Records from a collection
################

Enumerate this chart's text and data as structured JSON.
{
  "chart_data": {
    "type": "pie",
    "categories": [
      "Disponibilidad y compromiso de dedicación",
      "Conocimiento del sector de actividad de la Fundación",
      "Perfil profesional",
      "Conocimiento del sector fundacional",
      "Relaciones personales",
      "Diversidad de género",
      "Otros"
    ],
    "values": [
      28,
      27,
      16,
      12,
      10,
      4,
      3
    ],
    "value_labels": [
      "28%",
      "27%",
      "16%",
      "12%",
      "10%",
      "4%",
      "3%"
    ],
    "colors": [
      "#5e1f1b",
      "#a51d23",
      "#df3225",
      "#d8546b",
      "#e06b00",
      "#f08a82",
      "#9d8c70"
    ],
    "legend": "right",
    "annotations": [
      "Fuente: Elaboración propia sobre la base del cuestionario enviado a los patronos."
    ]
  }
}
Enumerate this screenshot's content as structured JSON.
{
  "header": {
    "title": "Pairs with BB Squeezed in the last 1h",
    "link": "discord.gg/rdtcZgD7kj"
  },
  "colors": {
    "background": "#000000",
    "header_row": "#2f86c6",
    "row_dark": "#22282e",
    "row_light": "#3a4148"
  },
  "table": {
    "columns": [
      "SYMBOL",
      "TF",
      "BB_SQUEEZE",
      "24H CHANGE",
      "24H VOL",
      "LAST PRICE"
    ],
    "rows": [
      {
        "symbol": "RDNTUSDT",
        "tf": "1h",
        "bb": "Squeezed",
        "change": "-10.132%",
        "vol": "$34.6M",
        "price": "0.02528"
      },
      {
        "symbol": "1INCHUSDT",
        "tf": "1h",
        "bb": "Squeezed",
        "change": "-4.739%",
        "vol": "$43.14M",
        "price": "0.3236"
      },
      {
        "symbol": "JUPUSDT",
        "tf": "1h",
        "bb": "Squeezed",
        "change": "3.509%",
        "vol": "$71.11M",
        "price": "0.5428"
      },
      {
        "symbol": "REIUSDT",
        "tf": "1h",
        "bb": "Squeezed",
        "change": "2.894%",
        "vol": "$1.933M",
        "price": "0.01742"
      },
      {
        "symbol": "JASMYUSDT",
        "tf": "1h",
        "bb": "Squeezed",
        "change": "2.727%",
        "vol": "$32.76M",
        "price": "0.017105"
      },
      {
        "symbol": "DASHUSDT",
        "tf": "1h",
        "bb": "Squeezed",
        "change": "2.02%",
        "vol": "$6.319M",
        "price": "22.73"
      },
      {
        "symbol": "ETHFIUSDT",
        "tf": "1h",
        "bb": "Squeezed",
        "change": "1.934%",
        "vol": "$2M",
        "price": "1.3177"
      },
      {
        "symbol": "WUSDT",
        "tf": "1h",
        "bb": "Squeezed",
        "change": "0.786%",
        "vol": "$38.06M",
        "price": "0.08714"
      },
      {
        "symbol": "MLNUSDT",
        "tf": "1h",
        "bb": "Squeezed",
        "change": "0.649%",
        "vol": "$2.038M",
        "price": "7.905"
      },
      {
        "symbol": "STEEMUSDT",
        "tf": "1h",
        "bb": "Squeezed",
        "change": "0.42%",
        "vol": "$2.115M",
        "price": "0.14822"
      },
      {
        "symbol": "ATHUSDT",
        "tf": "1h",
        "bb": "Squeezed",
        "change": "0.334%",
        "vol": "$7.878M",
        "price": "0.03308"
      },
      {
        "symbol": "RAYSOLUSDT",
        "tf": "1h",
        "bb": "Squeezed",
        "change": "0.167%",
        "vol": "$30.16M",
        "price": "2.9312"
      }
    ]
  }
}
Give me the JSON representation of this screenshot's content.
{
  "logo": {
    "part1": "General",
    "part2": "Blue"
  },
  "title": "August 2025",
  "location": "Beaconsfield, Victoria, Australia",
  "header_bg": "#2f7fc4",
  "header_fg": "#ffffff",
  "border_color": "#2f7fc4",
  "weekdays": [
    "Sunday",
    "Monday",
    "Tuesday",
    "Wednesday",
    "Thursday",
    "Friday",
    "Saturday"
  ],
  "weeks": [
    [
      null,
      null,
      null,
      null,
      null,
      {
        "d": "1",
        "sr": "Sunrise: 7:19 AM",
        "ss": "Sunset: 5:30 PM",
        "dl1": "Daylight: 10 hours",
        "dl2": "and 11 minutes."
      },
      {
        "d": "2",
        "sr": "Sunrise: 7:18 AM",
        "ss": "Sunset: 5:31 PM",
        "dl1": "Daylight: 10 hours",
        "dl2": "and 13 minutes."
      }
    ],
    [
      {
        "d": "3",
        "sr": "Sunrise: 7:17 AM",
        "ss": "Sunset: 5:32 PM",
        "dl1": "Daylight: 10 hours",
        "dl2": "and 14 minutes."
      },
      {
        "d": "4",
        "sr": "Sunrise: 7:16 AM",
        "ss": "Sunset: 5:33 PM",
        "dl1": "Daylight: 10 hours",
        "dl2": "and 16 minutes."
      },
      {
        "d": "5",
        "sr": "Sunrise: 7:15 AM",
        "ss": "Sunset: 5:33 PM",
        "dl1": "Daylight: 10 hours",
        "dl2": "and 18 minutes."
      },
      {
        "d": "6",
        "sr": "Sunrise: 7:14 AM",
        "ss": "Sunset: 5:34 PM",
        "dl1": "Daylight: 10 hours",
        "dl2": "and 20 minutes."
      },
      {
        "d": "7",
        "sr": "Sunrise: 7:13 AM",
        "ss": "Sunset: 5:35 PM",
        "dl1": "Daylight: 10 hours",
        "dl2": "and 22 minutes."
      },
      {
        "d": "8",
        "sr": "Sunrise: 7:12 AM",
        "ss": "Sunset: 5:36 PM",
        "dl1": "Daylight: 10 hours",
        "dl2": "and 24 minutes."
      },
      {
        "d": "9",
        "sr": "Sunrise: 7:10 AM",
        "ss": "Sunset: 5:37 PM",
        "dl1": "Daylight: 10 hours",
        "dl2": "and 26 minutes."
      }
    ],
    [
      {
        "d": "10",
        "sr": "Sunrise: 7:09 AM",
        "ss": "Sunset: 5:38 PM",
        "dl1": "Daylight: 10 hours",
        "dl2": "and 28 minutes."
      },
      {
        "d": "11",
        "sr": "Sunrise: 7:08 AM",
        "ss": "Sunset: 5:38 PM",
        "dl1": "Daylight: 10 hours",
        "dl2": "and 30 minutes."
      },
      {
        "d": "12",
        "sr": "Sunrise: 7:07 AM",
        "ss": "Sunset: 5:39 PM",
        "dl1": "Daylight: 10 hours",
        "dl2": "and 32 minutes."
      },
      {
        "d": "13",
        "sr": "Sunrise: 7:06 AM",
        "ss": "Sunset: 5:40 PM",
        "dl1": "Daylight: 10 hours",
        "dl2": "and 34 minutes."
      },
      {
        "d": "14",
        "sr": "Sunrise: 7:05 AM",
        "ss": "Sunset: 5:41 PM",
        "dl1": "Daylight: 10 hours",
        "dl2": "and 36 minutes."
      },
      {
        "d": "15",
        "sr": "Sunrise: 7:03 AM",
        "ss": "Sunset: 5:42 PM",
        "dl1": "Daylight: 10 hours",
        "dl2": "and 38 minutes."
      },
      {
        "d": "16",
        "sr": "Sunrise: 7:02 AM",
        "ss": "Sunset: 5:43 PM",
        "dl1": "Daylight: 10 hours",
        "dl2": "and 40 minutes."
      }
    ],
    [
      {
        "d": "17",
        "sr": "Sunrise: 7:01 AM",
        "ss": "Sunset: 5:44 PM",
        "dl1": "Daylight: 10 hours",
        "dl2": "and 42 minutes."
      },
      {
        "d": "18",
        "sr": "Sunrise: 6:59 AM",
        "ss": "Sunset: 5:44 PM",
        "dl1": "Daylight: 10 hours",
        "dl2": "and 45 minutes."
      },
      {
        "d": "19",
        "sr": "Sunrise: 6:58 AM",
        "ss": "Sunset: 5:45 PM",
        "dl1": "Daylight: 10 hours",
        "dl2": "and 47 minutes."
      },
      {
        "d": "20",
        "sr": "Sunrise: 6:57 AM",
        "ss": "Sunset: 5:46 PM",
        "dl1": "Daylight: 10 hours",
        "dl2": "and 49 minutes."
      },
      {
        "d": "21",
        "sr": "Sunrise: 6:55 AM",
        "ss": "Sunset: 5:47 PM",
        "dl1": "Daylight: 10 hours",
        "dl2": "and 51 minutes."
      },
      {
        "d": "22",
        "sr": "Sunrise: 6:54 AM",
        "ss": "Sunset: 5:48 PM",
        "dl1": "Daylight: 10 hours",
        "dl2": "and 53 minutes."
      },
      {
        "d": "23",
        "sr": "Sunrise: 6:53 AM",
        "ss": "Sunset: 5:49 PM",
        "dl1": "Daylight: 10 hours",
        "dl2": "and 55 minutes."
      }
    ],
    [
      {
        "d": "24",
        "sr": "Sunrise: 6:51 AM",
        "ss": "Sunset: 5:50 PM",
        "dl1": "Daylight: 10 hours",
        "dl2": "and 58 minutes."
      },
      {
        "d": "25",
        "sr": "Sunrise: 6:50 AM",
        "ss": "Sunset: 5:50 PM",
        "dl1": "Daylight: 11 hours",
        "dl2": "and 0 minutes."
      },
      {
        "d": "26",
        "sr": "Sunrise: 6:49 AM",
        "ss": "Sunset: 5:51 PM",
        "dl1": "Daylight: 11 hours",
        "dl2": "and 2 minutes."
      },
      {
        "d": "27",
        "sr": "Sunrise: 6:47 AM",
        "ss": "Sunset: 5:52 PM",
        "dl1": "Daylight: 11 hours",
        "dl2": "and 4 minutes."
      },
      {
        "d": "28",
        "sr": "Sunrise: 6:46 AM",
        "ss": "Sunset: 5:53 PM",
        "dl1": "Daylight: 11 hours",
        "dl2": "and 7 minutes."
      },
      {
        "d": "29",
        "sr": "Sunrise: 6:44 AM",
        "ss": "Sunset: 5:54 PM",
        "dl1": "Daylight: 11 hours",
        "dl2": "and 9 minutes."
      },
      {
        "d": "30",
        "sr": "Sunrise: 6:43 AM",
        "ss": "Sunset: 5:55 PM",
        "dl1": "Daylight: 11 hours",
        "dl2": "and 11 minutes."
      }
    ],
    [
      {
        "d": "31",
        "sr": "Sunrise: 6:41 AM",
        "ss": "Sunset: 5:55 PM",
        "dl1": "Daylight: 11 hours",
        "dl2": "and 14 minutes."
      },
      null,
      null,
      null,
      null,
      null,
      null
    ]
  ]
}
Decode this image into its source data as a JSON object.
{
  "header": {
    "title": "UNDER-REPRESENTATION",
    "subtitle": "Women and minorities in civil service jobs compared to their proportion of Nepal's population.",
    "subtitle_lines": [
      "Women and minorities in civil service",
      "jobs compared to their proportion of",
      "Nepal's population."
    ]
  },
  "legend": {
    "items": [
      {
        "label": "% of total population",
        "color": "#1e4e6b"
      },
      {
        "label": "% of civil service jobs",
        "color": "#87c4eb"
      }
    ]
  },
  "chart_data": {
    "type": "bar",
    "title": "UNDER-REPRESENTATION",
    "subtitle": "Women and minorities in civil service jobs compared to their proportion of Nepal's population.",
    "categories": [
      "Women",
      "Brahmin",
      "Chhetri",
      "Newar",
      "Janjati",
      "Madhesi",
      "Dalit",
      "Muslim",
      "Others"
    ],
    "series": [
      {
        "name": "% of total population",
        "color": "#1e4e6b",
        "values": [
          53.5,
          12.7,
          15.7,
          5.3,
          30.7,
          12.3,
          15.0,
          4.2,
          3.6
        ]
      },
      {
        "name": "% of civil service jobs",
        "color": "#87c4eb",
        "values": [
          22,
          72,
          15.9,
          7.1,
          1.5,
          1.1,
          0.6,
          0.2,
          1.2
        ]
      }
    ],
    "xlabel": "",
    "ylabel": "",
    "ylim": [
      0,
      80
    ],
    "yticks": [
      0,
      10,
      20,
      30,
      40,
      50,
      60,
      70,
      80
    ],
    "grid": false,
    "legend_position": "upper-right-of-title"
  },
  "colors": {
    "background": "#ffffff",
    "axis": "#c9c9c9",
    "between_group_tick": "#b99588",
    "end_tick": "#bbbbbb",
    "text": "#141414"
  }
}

################

> **YOUR OBJECTIVE**
Locate and copy each line in the data above that includes the word "Women".

> **ANSWER TO THIS TASK**
    "subtitle": "Women and minorities in civil service jobs compared to their proportion of Nepal's population.",
      "Women and minorities in civil service",
    "subtitle": "Women and minorities in civil service jobs compared to their proportion of Nepal's population.",
      "Women",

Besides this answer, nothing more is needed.